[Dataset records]
┌──

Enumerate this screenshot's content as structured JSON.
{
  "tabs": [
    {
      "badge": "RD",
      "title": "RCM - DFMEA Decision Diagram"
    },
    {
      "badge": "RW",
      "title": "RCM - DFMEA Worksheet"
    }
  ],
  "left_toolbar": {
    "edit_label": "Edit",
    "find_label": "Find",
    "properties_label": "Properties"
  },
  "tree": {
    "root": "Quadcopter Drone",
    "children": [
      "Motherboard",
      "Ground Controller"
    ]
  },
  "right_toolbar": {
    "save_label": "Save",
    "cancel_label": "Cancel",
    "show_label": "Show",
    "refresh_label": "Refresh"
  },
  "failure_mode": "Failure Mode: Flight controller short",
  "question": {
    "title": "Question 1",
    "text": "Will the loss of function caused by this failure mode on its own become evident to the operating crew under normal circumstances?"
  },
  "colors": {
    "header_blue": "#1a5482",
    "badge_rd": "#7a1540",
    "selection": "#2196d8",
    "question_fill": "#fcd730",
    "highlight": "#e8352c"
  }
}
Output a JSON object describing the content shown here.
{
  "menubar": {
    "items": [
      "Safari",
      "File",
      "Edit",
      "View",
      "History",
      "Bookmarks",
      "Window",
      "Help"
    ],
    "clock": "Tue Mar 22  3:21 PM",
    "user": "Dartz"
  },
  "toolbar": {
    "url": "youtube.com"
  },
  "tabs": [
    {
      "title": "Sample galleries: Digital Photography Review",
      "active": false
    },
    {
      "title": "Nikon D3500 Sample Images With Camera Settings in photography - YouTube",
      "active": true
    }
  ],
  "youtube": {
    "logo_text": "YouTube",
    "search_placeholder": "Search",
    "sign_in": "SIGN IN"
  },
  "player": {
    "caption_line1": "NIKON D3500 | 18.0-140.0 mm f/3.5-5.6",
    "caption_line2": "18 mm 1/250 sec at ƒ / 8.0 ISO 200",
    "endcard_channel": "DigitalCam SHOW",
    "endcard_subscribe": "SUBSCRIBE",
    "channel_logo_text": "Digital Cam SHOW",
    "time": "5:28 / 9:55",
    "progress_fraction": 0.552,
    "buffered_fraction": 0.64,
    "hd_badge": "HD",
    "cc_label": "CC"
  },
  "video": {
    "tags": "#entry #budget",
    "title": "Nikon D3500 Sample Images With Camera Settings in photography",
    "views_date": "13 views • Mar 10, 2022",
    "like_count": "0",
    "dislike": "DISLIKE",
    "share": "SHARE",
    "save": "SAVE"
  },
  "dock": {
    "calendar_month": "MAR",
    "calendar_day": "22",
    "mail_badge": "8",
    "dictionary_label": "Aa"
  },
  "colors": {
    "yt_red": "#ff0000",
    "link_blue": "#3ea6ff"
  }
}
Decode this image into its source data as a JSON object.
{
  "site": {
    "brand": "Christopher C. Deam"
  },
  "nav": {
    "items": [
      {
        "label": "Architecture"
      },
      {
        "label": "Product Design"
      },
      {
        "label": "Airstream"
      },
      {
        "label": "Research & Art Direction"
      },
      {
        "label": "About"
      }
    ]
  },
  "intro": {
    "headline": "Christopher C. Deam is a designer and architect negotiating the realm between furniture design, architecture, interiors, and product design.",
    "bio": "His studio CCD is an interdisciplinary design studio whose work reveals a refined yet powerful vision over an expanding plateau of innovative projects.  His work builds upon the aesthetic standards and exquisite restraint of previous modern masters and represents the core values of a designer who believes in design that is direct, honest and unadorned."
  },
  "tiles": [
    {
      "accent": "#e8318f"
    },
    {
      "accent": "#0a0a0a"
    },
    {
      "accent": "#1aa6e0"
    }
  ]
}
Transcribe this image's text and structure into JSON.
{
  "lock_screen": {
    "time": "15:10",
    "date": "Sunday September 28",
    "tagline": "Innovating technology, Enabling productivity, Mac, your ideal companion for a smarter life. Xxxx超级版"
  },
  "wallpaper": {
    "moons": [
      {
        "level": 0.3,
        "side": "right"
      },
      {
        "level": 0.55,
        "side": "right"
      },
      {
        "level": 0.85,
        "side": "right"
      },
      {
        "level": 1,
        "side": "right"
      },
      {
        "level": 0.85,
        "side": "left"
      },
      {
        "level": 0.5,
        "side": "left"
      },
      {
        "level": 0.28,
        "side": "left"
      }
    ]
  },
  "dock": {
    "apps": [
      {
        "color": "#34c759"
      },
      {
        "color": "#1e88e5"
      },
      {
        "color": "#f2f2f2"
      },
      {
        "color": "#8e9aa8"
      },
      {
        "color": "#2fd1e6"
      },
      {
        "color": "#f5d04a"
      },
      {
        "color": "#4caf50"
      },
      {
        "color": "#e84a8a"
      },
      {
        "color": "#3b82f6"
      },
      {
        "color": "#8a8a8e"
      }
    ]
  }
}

└──

• What is asked
Return each full line of the entries that contains the word "With".

• Answer below
      "title": "Nikon D3500 Sample Images With Camera Settings in photography - YouTube",
    "title": "Nikon D3500 Sample Images With Camera Settings in photography",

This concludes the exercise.